• Aim:
Count lines with "пункте" in them. Report only the total.

Data excerpts:
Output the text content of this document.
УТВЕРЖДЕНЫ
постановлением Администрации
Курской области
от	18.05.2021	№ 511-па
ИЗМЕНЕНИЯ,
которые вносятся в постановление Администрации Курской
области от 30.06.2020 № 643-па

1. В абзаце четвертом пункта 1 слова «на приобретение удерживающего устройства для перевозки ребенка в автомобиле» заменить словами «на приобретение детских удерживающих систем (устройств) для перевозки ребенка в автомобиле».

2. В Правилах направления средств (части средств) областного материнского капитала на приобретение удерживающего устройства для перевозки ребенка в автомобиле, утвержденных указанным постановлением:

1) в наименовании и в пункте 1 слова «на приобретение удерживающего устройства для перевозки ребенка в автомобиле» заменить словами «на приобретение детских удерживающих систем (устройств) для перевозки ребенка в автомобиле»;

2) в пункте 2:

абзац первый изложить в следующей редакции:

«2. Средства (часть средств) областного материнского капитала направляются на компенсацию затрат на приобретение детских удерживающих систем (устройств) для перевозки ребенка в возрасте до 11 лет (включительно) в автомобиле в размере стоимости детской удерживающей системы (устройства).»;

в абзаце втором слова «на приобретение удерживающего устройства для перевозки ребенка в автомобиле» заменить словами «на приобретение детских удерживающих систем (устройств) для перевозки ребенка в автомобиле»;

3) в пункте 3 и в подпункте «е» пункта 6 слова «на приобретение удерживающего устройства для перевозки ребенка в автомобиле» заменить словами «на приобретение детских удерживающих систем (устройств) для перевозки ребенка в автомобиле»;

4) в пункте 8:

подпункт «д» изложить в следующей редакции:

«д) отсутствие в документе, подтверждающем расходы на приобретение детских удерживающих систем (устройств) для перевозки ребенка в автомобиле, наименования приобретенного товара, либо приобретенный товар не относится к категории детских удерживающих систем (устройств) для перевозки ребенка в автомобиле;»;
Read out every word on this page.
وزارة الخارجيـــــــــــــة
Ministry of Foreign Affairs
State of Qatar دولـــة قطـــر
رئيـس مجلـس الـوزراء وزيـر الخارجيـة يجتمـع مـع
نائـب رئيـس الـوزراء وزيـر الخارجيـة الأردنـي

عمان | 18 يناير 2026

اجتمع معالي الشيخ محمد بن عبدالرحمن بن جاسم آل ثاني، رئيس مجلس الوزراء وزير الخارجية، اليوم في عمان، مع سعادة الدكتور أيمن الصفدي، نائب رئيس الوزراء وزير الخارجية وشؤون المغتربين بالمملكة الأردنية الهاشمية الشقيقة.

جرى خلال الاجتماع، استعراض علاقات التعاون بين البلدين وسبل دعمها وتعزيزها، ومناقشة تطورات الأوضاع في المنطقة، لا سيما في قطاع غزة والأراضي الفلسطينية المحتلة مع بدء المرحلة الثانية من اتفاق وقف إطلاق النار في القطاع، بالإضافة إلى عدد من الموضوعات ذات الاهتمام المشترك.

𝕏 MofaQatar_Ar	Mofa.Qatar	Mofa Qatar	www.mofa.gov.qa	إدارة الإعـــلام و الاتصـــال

• Result below:
4